:: DIRECTION ::
Only the number is wanted: how many lines of the data contain "ylabel"?

:: EXTRACTED INFORMATION ::
##############################
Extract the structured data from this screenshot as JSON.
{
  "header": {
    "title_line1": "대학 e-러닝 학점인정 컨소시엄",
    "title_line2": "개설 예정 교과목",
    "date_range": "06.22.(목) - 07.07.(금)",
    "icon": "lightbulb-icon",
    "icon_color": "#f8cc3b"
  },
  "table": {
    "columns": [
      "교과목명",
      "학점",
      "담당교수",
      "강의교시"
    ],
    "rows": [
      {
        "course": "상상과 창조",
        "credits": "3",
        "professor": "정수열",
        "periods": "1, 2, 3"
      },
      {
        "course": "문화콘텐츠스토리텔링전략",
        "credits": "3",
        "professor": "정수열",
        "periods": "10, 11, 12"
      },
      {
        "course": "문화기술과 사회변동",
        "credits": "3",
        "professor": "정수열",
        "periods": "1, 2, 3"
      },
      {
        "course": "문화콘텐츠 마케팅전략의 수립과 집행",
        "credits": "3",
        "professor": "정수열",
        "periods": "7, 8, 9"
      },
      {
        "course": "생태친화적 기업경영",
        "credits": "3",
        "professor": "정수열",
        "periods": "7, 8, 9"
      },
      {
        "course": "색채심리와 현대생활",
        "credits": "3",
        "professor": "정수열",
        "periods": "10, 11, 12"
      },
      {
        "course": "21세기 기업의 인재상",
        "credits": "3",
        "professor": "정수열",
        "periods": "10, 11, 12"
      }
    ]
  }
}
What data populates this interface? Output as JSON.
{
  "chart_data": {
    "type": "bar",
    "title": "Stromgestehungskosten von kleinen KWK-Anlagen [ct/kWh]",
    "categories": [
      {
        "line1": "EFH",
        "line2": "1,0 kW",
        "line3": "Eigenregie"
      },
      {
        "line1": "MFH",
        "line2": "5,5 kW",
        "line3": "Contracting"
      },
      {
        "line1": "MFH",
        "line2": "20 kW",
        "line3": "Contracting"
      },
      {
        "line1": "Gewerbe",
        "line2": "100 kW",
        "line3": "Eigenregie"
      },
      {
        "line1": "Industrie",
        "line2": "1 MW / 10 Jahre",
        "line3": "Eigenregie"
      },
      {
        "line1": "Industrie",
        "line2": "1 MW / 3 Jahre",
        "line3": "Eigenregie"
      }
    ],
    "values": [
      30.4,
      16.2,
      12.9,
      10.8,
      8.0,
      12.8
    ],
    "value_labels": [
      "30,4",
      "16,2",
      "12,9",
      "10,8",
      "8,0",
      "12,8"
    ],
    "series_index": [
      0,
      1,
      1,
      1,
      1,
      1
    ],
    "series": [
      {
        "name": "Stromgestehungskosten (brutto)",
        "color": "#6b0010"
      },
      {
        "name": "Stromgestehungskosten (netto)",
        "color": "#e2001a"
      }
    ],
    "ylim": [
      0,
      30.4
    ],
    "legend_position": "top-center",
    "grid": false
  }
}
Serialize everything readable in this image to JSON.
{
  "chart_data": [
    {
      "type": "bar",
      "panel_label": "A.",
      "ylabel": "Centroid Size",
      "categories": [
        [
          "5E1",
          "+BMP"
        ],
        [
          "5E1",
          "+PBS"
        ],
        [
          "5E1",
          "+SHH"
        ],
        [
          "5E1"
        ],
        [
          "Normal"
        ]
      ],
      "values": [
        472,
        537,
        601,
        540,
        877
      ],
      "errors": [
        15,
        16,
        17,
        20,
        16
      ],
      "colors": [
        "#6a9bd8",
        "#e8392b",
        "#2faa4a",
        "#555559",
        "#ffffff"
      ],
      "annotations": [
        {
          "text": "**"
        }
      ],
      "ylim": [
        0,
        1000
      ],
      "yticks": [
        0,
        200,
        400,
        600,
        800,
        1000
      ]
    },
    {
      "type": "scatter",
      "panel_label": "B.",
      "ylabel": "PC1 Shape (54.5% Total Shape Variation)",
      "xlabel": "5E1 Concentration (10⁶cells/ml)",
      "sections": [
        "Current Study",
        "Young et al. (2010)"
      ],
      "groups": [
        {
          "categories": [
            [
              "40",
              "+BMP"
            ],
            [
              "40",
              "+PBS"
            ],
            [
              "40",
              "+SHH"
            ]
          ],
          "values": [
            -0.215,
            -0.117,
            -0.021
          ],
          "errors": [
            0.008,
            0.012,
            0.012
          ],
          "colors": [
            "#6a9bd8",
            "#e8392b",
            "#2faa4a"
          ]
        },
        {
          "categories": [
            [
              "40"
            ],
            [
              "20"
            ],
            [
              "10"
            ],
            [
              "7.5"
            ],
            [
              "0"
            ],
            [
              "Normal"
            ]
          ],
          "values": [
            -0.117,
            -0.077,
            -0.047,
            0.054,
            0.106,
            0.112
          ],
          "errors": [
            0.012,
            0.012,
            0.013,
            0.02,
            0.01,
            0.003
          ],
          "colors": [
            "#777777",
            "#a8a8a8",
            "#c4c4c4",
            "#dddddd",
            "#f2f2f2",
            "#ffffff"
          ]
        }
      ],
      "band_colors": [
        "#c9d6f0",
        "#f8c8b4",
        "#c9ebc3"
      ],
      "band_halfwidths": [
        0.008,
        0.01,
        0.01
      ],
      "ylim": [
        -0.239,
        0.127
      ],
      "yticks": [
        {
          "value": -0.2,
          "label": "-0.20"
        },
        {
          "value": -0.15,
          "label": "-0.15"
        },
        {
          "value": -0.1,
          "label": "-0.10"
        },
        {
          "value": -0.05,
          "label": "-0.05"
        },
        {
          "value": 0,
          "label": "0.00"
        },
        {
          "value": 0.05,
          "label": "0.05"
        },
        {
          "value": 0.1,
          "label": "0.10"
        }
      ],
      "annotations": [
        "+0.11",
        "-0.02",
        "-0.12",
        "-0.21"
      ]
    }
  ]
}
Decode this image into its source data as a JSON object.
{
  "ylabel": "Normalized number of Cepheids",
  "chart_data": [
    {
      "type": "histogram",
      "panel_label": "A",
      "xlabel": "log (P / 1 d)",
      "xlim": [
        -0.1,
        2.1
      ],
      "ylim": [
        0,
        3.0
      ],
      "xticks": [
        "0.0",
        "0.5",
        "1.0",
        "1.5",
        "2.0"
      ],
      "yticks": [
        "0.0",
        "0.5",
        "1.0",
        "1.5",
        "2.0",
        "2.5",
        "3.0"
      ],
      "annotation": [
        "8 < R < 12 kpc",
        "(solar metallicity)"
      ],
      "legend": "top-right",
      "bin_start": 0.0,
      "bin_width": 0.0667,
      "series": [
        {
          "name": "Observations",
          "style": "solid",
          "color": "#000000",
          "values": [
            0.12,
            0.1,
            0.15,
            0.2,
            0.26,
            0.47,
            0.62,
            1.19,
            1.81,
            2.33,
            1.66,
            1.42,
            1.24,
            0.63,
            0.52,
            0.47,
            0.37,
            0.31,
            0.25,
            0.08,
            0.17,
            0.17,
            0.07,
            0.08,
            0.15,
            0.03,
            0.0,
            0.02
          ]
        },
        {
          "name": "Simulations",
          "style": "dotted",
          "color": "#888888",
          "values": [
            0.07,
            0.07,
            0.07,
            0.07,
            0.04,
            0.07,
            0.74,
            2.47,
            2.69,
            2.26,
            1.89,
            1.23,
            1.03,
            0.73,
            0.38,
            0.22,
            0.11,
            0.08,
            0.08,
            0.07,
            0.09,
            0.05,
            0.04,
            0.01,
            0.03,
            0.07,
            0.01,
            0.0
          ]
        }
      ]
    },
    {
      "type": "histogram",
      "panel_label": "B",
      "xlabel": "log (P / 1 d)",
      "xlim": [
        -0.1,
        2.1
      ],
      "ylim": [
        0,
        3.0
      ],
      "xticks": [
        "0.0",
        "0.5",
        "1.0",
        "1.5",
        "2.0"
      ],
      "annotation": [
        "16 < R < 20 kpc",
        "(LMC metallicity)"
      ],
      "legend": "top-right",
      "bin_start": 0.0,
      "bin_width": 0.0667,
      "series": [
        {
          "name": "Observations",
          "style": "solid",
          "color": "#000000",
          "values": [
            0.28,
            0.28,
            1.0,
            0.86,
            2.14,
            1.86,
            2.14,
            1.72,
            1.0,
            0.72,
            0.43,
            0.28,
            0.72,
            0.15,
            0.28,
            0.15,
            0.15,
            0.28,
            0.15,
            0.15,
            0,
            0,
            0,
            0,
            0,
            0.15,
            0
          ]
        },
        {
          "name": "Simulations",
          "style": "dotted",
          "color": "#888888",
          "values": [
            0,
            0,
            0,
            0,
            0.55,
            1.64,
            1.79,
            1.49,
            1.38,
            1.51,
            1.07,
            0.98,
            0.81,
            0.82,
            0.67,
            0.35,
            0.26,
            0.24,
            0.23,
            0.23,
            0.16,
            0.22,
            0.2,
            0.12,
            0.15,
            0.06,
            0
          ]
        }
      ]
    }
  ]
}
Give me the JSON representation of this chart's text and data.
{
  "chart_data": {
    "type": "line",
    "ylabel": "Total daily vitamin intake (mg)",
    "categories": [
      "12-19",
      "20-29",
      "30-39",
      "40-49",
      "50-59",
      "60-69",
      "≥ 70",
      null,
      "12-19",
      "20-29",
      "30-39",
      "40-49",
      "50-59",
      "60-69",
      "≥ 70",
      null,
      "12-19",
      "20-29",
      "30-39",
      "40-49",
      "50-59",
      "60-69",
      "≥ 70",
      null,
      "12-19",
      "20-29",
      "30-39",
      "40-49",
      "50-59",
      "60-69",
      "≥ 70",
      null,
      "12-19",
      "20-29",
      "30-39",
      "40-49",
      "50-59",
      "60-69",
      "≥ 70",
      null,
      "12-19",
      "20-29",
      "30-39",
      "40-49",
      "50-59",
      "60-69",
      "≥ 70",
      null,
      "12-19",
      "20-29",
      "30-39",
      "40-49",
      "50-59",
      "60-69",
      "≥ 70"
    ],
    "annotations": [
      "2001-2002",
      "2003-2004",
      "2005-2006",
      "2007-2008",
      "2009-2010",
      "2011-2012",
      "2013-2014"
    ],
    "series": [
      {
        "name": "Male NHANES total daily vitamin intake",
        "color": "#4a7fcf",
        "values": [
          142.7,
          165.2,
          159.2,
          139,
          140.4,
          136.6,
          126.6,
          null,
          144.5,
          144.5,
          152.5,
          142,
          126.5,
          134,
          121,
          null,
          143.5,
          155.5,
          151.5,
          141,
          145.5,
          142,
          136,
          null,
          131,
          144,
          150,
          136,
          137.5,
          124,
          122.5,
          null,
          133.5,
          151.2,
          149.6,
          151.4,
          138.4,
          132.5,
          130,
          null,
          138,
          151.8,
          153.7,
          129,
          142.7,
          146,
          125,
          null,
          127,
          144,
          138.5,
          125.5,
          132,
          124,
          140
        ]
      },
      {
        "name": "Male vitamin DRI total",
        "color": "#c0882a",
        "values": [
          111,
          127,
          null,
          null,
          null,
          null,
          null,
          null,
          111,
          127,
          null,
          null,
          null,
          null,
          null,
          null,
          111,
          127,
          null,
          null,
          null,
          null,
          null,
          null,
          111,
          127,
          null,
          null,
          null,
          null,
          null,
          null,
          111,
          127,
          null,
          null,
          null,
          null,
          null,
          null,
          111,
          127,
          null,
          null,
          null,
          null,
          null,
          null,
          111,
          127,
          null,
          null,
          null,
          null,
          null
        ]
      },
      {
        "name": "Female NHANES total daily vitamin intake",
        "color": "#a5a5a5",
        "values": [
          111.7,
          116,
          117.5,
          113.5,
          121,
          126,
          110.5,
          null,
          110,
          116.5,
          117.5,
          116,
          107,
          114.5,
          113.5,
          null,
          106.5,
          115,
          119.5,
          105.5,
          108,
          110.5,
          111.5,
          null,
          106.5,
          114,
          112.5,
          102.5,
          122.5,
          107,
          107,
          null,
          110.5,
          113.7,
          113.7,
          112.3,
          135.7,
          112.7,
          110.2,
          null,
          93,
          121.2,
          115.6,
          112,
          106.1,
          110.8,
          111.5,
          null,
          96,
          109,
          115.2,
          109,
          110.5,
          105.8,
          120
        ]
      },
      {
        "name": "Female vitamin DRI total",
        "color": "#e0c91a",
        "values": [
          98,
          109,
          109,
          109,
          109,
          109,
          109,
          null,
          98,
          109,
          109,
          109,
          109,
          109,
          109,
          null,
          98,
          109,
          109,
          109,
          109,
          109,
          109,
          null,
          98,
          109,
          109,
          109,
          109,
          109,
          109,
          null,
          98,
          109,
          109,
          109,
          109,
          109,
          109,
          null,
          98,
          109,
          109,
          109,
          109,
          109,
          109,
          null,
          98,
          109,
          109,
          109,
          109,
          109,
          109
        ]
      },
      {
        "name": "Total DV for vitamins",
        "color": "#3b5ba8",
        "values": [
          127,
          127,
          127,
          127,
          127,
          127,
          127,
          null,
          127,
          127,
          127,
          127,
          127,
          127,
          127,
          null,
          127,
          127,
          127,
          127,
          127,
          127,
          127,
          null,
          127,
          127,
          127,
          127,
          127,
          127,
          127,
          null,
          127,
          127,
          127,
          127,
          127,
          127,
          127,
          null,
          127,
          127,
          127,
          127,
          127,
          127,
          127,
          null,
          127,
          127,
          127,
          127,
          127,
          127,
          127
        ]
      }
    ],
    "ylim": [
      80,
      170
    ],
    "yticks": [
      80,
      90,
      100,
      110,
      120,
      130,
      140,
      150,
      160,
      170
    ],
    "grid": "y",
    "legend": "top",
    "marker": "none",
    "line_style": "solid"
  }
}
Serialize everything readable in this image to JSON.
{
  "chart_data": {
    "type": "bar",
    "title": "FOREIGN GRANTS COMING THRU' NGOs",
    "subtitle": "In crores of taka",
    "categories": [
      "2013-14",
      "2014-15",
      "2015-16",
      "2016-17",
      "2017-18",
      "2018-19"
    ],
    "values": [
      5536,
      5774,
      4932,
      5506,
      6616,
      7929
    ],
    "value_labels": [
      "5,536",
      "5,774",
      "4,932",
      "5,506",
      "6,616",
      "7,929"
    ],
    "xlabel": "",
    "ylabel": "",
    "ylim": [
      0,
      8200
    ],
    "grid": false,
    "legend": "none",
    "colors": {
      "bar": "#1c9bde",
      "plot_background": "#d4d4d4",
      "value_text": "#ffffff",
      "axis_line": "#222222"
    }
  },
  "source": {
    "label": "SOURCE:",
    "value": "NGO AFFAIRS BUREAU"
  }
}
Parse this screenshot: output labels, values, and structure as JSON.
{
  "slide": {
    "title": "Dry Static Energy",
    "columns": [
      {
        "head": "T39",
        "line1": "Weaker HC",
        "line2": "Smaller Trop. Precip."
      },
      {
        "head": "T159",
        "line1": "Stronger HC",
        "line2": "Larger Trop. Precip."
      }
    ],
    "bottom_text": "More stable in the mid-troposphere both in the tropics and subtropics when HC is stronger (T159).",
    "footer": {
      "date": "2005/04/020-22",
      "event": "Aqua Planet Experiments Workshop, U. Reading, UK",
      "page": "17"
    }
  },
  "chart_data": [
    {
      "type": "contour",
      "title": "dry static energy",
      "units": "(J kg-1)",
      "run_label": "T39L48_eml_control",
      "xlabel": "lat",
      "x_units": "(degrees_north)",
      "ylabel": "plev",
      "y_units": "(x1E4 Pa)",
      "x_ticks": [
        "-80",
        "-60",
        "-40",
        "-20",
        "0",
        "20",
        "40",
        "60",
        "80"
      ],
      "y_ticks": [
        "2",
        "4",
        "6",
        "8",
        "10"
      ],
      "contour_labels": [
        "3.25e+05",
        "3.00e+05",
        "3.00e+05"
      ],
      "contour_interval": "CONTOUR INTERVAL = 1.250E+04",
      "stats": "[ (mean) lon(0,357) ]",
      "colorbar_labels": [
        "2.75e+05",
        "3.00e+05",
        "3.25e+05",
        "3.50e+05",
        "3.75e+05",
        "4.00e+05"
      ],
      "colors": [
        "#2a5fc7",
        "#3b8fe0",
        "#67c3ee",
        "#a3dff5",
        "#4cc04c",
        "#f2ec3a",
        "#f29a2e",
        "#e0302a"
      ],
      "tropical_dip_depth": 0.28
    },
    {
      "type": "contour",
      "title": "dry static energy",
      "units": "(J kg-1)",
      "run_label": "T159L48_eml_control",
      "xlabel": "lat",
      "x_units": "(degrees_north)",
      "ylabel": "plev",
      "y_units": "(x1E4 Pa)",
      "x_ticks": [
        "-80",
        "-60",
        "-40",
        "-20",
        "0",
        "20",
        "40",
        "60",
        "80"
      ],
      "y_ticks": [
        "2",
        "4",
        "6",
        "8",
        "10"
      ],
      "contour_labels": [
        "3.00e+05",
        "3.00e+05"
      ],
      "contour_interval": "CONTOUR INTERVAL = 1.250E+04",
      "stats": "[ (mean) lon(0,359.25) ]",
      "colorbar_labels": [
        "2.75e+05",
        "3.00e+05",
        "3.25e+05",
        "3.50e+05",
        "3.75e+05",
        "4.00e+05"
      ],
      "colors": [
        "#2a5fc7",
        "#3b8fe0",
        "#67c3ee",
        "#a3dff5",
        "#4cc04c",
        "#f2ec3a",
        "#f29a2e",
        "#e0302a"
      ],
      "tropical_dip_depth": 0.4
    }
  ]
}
##############################
:: THE RESULT ::
7